STATED EXERCISE
Give back the full listing verbatim, apart from its images.

*** INPUT

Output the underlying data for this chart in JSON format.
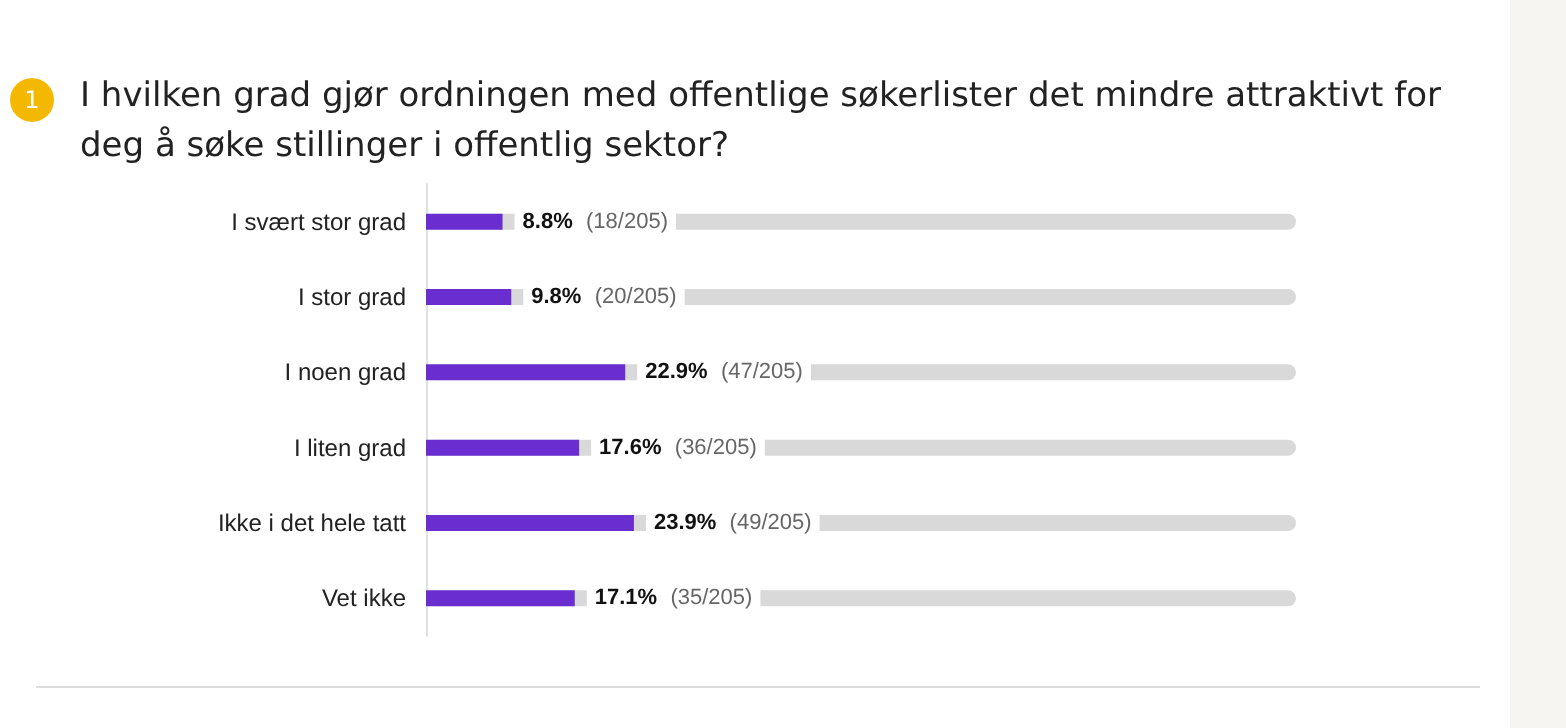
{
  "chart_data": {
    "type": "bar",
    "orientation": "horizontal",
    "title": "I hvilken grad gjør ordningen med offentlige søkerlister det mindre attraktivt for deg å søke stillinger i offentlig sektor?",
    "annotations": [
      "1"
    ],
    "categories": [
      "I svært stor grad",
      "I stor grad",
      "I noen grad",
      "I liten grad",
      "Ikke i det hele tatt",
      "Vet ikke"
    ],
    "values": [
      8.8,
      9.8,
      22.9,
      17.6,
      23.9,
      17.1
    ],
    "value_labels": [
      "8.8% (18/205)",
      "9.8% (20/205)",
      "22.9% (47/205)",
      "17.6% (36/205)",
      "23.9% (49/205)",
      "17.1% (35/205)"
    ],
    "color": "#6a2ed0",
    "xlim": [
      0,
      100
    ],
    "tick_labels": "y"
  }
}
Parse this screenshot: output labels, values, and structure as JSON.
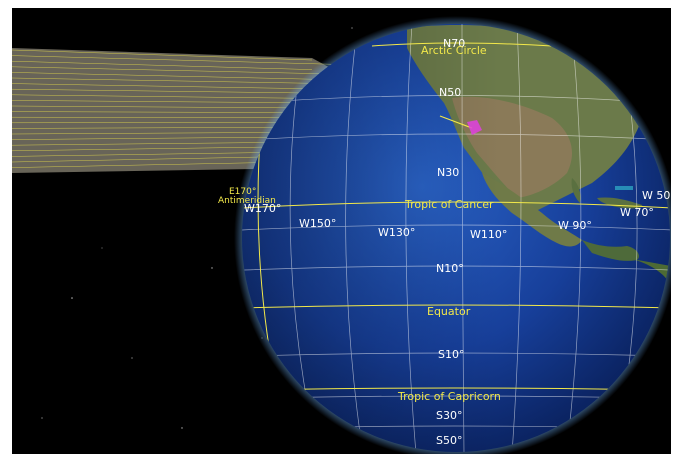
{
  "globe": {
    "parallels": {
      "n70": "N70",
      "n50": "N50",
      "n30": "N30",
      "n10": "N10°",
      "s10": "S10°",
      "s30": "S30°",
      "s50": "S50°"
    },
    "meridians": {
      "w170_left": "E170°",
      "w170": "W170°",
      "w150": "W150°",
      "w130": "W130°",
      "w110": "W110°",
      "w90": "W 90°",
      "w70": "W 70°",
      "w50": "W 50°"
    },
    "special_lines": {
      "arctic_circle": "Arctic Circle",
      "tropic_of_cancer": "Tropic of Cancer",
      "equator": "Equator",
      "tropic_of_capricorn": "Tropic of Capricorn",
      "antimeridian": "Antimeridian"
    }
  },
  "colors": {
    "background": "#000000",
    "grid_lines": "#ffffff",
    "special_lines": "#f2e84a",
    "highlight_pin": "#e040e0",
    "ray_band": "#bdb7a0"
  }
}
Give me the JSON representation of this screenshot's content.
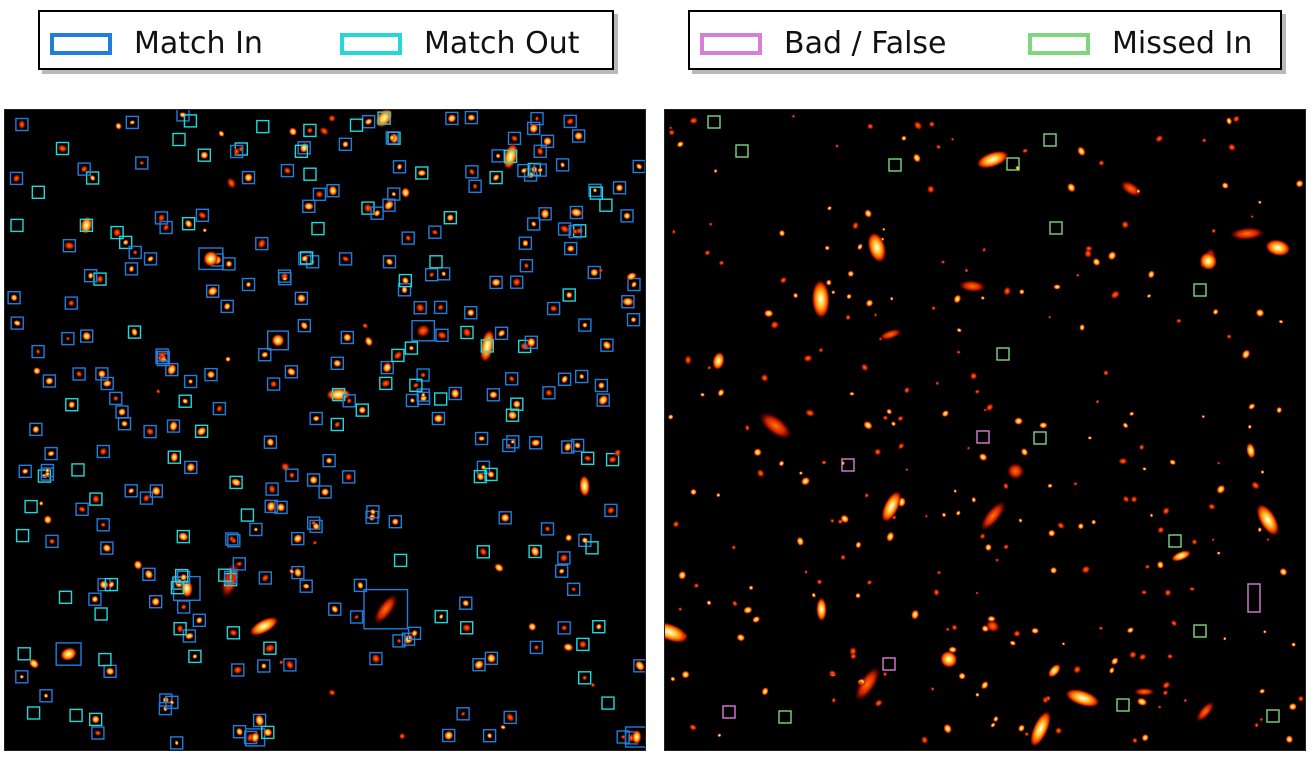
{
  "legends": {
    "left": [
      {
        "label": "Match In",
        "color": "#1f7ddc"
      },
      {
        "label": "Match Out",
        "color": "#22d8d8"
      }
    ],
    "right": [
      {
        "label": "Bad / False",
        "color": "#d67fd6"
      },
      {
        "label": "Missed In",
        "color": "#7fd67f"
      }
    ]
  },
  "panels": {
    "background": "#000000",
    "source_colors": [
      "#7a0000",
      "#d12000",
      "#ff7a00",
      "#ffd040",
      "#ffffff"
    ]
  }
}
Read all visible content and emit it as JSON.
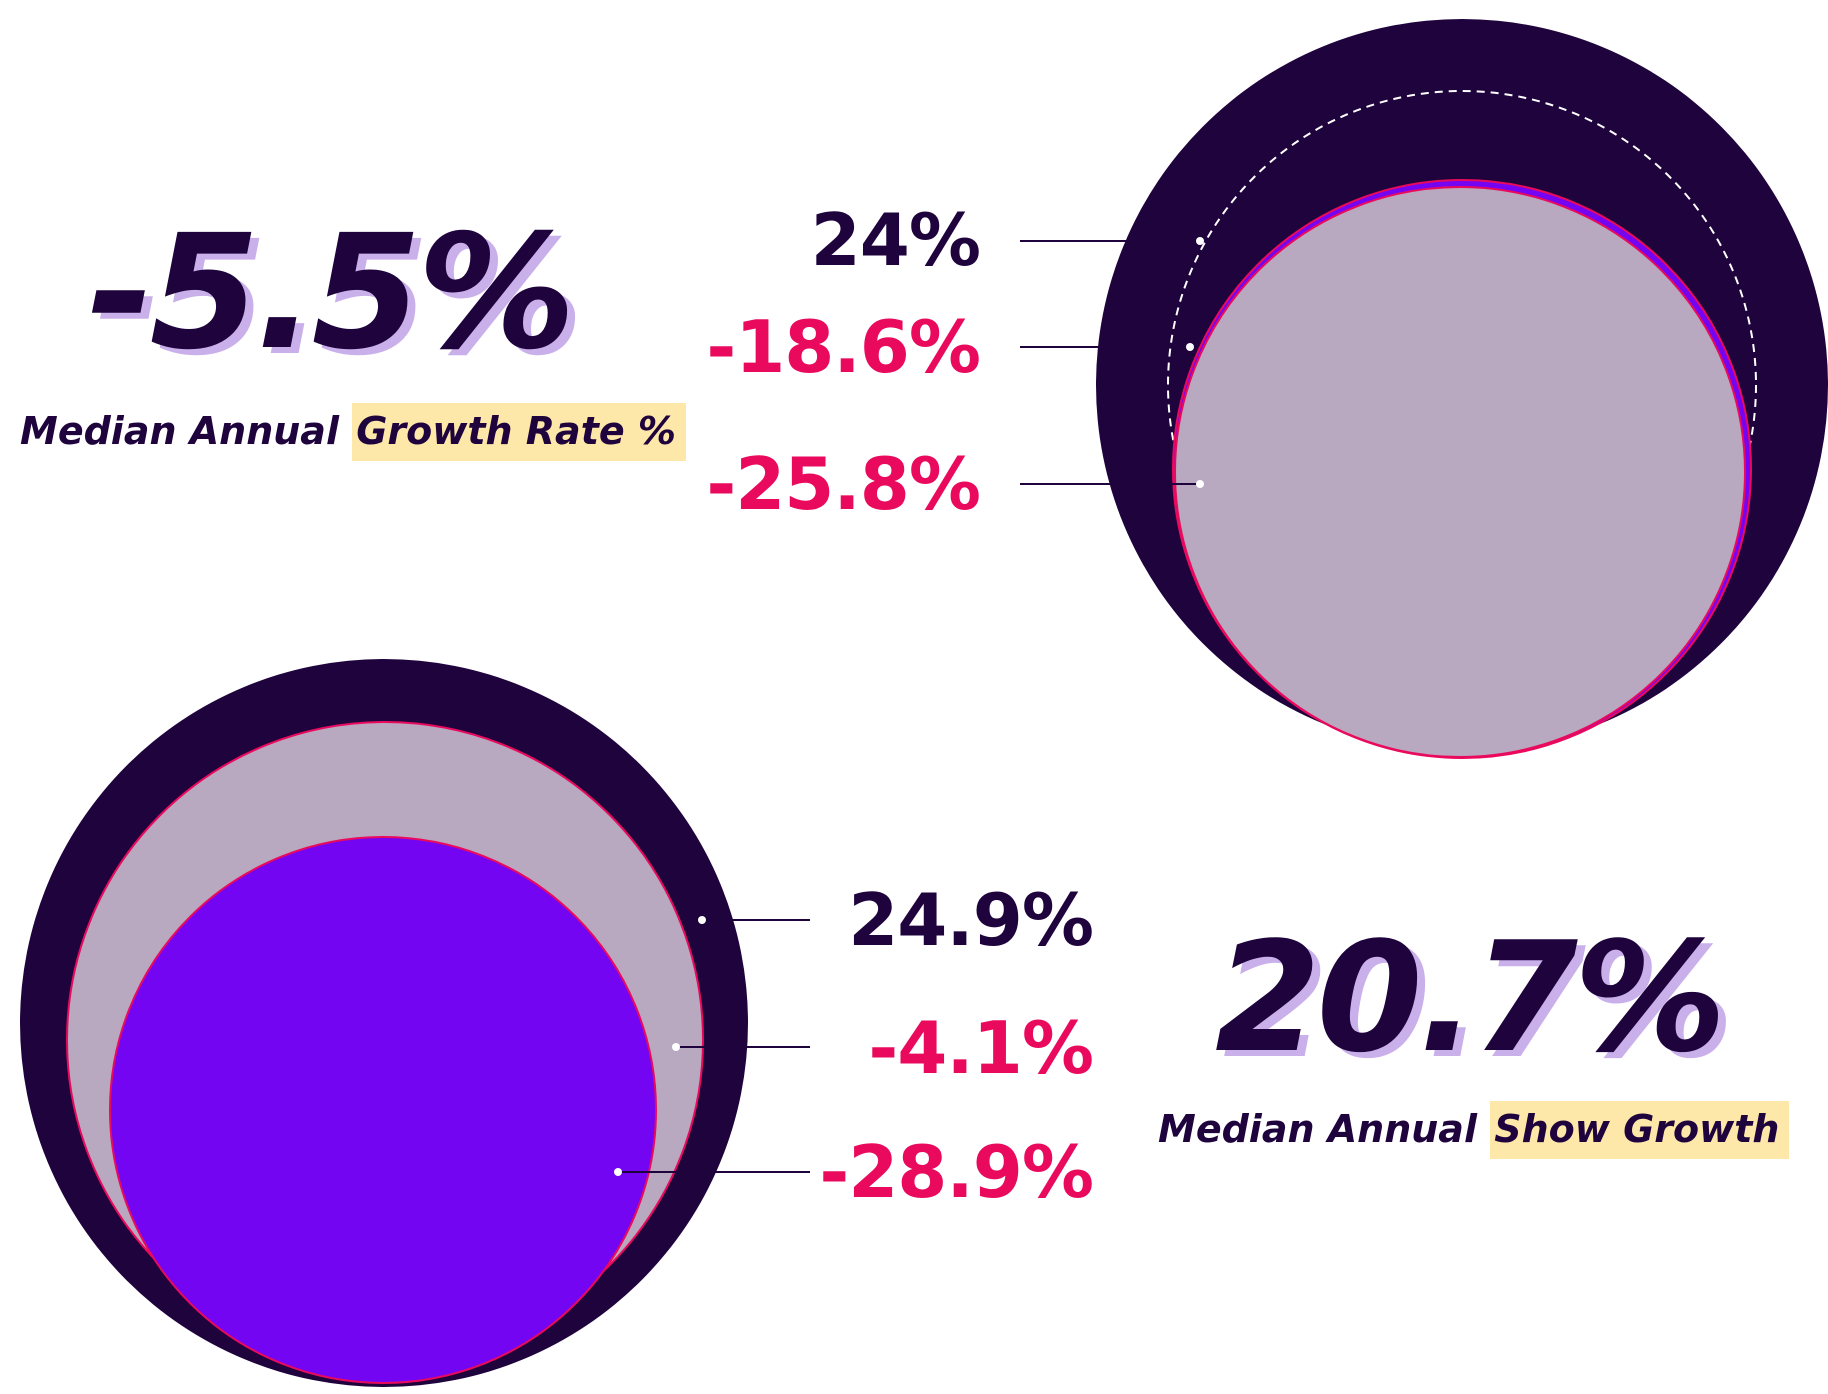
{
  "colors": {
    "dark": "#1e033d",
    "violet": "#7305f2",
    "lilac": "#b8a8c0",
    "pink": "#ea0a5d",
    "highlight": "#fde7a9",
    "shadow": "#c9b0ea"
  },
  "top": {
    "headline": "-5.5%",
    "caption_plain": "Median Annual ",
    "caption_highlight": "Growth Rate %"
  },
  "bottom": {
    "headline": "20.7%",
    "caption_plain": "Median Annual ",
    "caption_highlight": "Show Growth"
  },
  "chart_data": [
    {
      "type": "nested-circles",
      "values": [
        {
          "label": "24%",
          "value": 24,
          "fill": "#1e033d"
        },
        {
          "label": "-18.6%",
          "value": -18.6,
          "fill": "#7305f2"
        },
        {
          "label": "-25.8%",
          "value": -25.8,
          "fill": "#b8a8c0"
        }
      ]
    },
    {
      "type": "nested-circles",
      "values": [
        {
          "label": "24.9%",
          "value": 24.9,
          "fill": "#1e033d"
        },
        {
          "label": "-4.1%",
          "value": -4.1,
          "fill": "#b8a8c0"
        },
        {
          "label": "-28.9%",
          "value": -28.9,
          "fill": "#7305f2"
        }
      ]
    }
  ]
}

******

SOLVED PROBLEM
Output the underlying data for this chart in JSON format.
{
  "chart_data": {
    "type": "bar",
    "orientation": "horizontal",
    "title": "I hvilken grad gjør ordningen med offentlige søkerlister det mindre attraktivt for deg å søke stillinger i offentlig sektor?",
    "annotations": [
      "1"
    ],
    "categories": [
      "I svært stor grad",
      "I stor grad",
      "I noen grad",
      "I liten grad",
      "Ikke i det hele tatt",
      "Vet ikke"
    ],
    "values": [
      8.8,
      9.8,
      22.9,
      17.6,
      23.9,
      17.1
    ],
    "value_labels": [
      "8.8% (18/205)",
      "9.8% (20/205)",
      "22.9% (47/205)",
      "17.6% (36/205)",
      "23.9% (49/205)",
      "17.1% (35/205)"
    ],
    "color": "#6a2ed0",
    "xlim": [
      0,
      100
    ],
    "tick_labels": "y"
  }
}
Parse this screenshot: output labels, values, and structure as JSON.
{
  "globe": {
    "parallels": {
      "n70": "N70",
      "n50": "N50",
      "n30": "N30",
      "n10": "N10°",
      "s10": "S10°",
      "s30": "S30°",
      "s50": "S50°"
    },
    "meridians": {
      "w170_left": "E170°",
      "w170": "W170°",
      "w150": "W150°",
      "w130": "W130°",
      "w110": "W110°",
      "w90": "W 90°",
      "w70": "W 70°",
      "w50": "W 50°"
    },
    "special_lines": {
      "arctic_circle": "Arctic Circle",
      "tropic_of_cancer": "Tropic of Cancer",
      "equator": "Equator",
      "tropic_of_capricorn": "Tropic of Capricorn",
      "antimeridian": "Antimeridian"
    }
  },
  "colors": {
    "background": "#000000",
    "grid_lines": "#ffffff",
    "special_lines": "#f2e84a",
    "highlight_pin": "#e040e0",
    "ray_band": "#bdb7a0"
  }
}
Give me the JSON representation of this screenshot's content.
{
  "legends": {
    "left": [
      {
        "label": "Match In",
        "color": "#1f7ddc"
      },
      {
        "label": "Match Out",
        "color": "#22d8d8"
      }
    ],
    "right": [
      {
        "label": "Bad / False",
        "color": "#d67fd6"
      },
      {
        "label": "Missed In",
        "color": "#7fd67f"
      }
    ]
  },
  "panels": {
    "background": "#000000",
    "source_colors": [
      "#7a0000",
      "#d12000",
      "#ff7a00",
      "#ffd040",
      "#ffffff"
    ]
  }
}
Read all visible content and emit it as JSON.
{
  "colors": {
    "dark": "#1e033d",
    "violet": "#7305f2",
    "lilac": "#b8a8c0",
    "pink": "#ea0a5d",
    "highlight": "#fde7a9",
    "shadow": "#c9b0ea"
  },
  "top": {
    "headline": "-5.5%",
    "caption_plain": "Median Annual ",
    "caption_highlight": "Growth Rate %"
  },
  "bottom": {
    "headline": "20.7%",
    "caption_plain": "Median Annual ",
    "caption_highlight": "Show Growth"
  },
  "chart_data": [
    {
      "type": "nested-circles",
      "values": [
        {
          "label": "24%",
          "value": 24,
          "fill": "#1e033d"
        },
        {
          "label": "-18.6%",
          "value": -18.6,
          "fill": "#7305f2"
        },
        {
          "label": "-25.8%",
          "value": -25.8,
          "fill": "#b8a8c0"
        }
      ]
    },
    {
      "type": "nested-circles",
      "values": [
        {
          "label": "24.9%",
          "value": 24.9,
          "fill": "#1e033d"
        },
        {
          "label": "-4.1%",
          "value": -4.1,
          "fill": "#b8a8c0"
        },
        {
          "label": "-28.9%",
          "value": -28.9,
          "fill": "#7305f2"
        }
      ]
    }
  ]
}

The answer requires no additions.